Capability Approach & Beyond-GDP Measurement
Amartya Sen's Capability Approach — which shaped HDI — holds that development should be measured not by income alone but by the freedoms (capabilities) people enjoy: the ability to be well-nourished, educated, politically empowered, and to live with dignity. Functionings are actual achievements (being healthy, being educated). Capabilities are the real opportunities to achieve them (access to healthcare, schools). Two people with the same income may have vastly different capabilities due to disability, discrimination, geography, or social norms. Policy implication: expand capabilities, not just redistribute income — justifying public spending on education, health, nutrition, and social infrastructure. Beyond-GDP measures gaining traction: (1) Genuine Progress Indicator (GPI) — adjusts GDP for inequality, environmental degradation, crime, leisure. (2) Gross National Happiness (Bhutan model) — 9 domains including ecological diversity, living standards, governance. (3) Social Progress Index (SPI) — India ranks 110/170 (2023). (4) OECD Better Life Index — 11 dimensions. (5) India's own state-level HDR published by UNDP India and IHD shows intra-India inequality comparable to inter-country inequality. NITI Aayog uses the SDG India Index as a composite development measure. The 2023 G20 Delhi Declaration under India's presidency emphasised "measuring what matters" beyond GDP — reflecting a global policy shift toward multidimensional measurement.
SDG India Index — State-Level Performance
NITI Aayog launched the SDG India Index in 2018 to track state-level SDG progress. It ranks states and UTs on a composite score (0–100) across 16 SDGs (SDG 14 excluded for landlocked states). Categories: Aspirant (0–49), Performer (50–64), Front Runner (65–99), Achiever (100). National composite score: 57 (2018-19) → 66 (2020-21) → 71 (2023-24). Top performers (2023-24): Kerala (79), Tamil Nadu (77), Himachal Pradesh (76), Goa (75), Uttarakhand (74). Lowest: Bihar (52), Jharkhand (56), Assam (57), UP (58), Meghalaya (58). SDG-wise: India performs well on SDG 7 (Affordable Clean Energy — 92, highest), SDG 6 (Clean Water — 83), SDG 12 (Responsible Consumption — 79). India lags on SDG 2 (Zero Hunger — 47, lowest), SDG 5 (Gender Equality — 49), SDG 3 (Good Health — 58), SDG 9 (Industry & Innovation — 56). The Index uses 113 indicators drawn from NFHS, PLFS, and administrative records. It has become a governance tool — states compete on rankings, Chief Ministers review dashboards, and district-level SDG monitoring has begun. Limitations: (1) Relies on available indicators which may miss some SDG targets. (2) Data timeliness — many indicators carry 2–3-year lags. (3) Some states dispute methodology and weights. (4) Does not capture within-state inequality (district-level data often unavailable).

===

# Assignment A
In the passage on development measurement, please rewrite the paragraph beginning "NITI Aayog launched the SDG India Index in 2018" as a bulleted list that keeps its main facts.
# Assignment B
For each statement, say whether it agrees with the passage on development measurement. Answer yes or no, and quote the words of the passage that decide it.
(i) Functionings are the real opportunities people have to achieve things like health and education.
(ii) Every state is scored on SDG 14.
(iii) Kerala had the highest state score in 2023-24.
# Assignment C
Continue the passage on development measurement after its final sentence.

# Data listing
===

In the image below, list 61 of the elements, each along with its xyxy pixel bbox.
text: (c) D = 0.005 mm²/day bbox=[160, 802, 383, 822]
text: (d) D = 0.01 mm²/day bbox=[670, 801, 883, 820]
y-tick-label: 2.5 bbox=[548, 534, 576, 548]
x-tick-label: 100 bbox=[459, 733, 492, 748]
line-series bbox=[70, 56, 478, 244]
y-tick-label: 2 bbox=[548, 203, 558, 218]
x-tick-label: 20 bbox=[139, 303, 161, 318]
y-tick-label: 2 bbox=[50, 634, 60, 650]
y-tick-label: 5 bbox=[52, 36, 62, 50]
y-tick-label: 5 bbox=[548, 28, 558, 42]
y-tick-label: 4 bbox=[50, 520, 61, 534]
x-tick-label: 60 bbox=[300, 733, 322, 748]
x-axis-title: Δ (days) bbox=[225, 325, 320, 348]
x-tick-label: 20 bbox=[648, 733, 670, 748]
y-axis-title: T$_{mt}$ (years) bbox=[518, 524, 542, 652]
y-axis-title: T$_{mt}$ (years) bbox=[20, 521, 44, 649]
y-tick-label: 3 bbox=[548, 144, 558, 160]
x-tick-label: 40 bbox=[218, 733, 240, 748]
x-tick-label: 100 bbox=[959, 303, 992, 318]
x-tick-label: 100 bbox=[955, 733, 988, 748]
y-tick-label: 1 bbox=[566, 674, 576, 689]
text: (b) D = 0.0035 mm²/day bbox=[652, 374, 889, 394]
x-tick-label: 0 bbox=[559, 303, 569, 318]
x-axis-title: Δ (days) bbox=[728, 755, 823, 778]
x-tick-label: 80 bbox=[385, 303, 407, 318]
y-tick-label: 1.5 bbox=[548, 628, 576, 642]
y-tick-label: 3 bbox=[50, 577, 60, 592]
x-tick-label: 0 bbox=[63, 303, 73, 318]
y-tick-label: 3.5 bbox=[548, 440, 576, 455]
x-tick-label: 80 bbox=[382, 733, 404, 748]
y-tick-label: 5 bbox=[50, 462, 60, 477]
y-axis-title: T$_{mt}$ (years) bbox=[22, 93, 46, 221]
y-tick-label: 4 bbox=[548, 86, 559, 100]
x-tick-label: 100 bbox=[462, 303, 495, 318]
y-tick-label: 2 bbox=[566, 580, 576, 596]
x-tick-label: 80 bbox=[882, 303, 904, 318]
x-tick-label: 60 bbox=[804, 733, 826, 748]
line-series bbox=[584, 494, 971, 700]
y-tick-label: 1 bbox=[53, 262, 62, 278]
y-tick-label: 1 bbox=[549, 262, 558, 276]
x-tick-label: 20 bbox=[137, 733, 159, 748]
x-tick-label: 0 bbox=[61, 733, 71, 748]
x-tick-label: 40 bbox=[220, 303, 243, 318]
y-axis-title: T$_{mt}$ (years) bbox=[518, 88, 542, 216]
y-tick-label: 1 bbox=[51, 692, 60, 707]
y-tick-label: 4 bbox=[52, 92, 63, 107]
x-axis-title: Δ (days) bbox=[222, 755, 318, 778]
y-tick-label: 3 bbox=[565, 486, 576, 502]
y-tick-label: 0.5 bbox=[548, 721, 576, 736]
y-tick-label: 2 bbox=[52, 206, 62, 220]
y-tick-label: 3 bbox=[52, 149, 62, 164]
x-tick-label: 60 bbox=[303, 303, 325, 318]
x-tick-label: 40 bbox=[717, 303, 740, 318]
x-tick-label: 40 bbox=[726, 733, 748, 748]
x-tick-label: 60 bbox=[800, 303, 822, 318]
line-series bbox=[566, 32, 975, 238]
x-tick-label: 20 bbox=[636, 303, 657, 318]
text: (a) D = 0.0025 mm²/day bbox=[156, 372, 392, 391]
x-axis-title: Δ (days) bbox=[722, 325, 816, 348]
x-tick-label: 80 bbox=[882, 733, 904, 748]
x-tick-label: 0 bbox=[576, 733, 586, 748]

===

# Written answer A
- Launched by NITI Aayog in 2018 to track state-level SDG progress.
- Ranks states and UTs on a 0–100 composite score across 16 SDGs. SDG 14 is excluded for landlocked states.
- Categories: Aspirant (0–49), Performer (50–64), Front Runner (65–99), Achiever (100).
- National score: 57 (2018-19), 66 (2020-21), 71 (2023-24).
- Top states in 2023-24: Kerala (79), Tamil Nadu (77), Himachal Pradesh (76), Goa (75), Uttarakhand (74).
- Lowest states: Bihar (52), Jharkhand (56), Assam (57), UP (58), Meghalaya (58).
- Strongest goals: SDG 7 (92), SDG 6 (83), SDG 12 (79).
- Weakest goals: SDG 2 (47), SDG 5 (49), SDG 3 (58), SDG 9 (56).
- Uses 113 indicators from NFHS, PLFS, and administrative records.
- Works as a governance tool. States compete on rankings, Chief Ministers review dashboards, and district-level monitoring has begun.
- Limitations:
  - Available indicators may miss some targets.
  - Many indicators lag by 2–3 years.
  - Some states dispute the methodology and weights.
  - Within-state inequality is not captured.

# Written answer B
(i) No: "Capabilities are the real opportunities to achieve them"
(ii) No: "SDG 14 excluded for landlocked states"
(iii) Yes: "Top performers (2023-24): Kerala (79)"

# Written answer C
Deprivation & Vulnerability Analysis
Beyond headcount poverty, vulnerability and deprivation patterns shape policy. A significant proportion of India's population is "near-poor" — above the poverty line but at risk of falling back from shocks. The World Bank estimates one-third of non-poor Indians are vulnerable to poverty from health shocks, crop failure, or economic downturns. COVID-19 demonstrated this — an estimated 75–230 million Indians fell back into poverty in 2020. NITI Aayog MPI disaggregates poverty by indicator: nutrition deprivation (17.4%) and cooking fuel deprivation (30.3%) are the two largest contributors. This drives the priority for PM Ujjwala Yojana (10.35 crore LPG connections) and PM Poshan (mid-day meals). Spatial concentration: 20 districts account for 30% of India's multidimensionally poor, predominantly in Bihar, UP, Jharkhand, MP. The Aspirational Districts Programme (ADP, 2018) targets 112 such districts across 28 states. Caste and gender dimension: SC/ST households have 2–3x higher MPI headcount than general category. Female-headed households show higher deprivation in income and housing but lower in health indicators (likely due to women prioritising children's nutrition). Urban poverty often stays invisible — slum dwellers (6.5 crore per Census 2011) face severe deprivation in housing, sanitation, and drinking water despite higher average incomes than rural areas.
Nutrition & Health Indices
India faces a triple burden of malnutrition: undernutrition (stunting, wasting, underweight), micronutrient deficiencies (anaemia, vitamin A deficiency), and rising obesity. Key indicators (NFHS-5, 2019-21): Stunting (low height for age): 35.5% of children under 5 — down from 38.4% (NFHS-4). Wasting (low weight for height): 19.3% — barely improved. Underweight: 32.1%. Anaemia among women (15-49): 57% — worsened from 53% in NFHS-4. Anaemia among children (6-59 months): 67.1%. GHI: India ranked 105/127 (2023) — "serious" category. India has criticised GHI methodology, noting child malnutrition indicators are structural and slow-moving and the Gallup-based undernourishment estimate is unreliable. POSHAN Abhiyaan (2018): targets 2%/year reduction in stunting (6% in 3 years), 3%/year reduction in anaemia, and reduced underweight prevalence. Uses Jan Andolan (people's movement) approach and Saksham Anganwadi (digital growth monitoring). PM-POSHAN feeds 11.8 crore children in primary/upper primary schools (Rs 12,800 crore FY25). ICDS provides supplementary nutrition through 13.9 lakh anganwadi centres for children under 6 and pregnant/lactating mothers. Convergence of nutrition, health, and social protection is essential — standalone nutrition interventions have limited effect without addressing underlying poverty, sanitation, women's empowerment, and healthcare access.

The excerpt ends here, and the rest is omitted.